**EXCERPTED RECORDS**
──────
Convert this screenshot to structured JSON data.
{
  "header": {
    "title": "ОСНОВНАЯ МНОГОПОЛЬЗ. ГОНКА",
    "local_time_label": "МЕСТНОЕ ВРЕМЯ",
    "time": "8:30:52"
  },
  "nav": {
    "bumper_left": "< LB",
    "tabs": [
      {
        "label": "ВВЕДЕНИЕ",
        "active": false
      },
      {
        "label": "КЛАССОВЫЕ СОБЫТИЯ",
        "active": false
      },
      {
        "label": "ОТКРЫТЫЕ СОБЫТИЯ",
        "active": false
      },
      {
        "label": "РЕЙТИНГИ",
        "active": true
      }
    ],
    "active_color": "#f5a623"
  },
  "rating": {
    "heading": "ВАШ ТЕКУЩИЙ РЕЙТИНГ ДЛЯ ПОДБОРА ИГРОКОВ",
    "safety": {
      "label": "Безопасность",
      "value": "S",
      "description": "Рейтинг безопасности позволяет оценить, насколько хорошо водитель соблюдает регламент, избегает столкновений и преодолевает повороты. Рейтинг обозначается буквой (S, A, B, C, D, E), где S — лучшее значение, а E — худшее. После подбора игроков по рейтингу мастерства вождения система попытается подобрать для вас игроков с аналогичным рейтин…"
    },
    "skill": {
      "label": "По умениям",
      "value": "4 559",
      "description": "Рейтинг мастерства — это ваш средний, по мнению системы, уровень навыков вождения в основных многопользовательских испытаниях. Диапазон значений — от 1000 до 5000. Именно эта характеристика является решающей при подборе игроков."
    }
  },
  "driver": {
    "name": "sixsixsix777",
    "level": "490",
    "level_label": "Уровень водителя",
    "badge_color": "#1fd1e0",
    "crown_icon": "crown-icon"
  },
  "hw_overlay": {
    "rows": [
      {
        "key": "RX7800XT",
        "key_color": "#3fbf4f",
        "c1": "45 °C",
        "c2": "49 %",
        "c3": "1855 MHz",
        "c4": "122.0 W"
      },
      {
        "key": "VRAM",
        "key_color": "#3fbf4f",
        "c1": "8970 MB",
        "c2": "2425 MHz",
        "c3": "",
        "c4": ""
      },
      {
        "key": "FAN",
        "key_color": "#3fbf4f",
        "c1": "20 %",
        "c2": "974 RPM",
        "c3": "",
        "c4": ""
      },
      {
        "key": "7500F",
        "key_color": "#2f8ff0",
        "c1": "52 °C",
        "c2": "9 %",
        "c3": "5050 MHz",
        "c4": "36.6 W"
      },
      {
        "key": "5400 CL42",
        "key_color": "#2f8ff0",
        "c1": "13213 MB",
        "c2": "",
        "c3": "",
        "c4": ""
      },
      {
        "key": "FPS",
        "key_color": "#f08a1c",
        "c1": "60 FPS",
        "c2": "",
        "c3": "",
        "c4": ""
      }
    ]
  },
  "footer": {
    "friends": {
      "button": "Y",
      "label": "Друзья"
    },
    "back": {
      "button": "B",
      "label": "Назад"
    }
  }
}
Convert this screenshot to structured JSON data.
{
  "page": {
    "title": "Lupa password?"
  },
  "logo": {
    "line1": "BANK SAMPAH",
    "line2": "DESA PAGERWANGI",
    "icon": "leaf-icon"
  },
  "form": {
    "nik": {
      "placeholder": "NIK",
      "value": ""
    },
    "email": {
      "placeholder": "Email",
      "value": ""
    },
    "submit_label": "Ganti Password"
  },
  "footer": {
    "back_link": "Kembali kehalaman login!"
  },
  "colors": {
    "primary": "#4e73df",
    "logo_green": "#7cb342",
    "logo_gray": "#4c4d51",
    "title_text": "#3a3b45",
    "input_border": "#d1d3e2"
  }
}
──────
**EXERCISE**
All lines above containing the string "мастерства" are to be collected.

**ANSWER**
      "description": "Рейтинг безопасности позволяет оценить, насколько хорошо водитель соблюдает регламент, избегает столкновений и преодолевает повороты. Рейтинг обозначается буквой (S, A, B, C, D, E), где S — лучшее значение, а E — худшее. После подбора игроков по рейтингу мастерства вождения система попытается подобрать для вас игроков с аналогичным рейтин…"
      "description": "Рейтинг мастерства — это ваш средний, по мнению системы, уровень навыков вождения в основных многопользовательских испытаниях. Диапазон значений — от 1000 до 5000. Именно эта характеристика является решающей при подборе игроков."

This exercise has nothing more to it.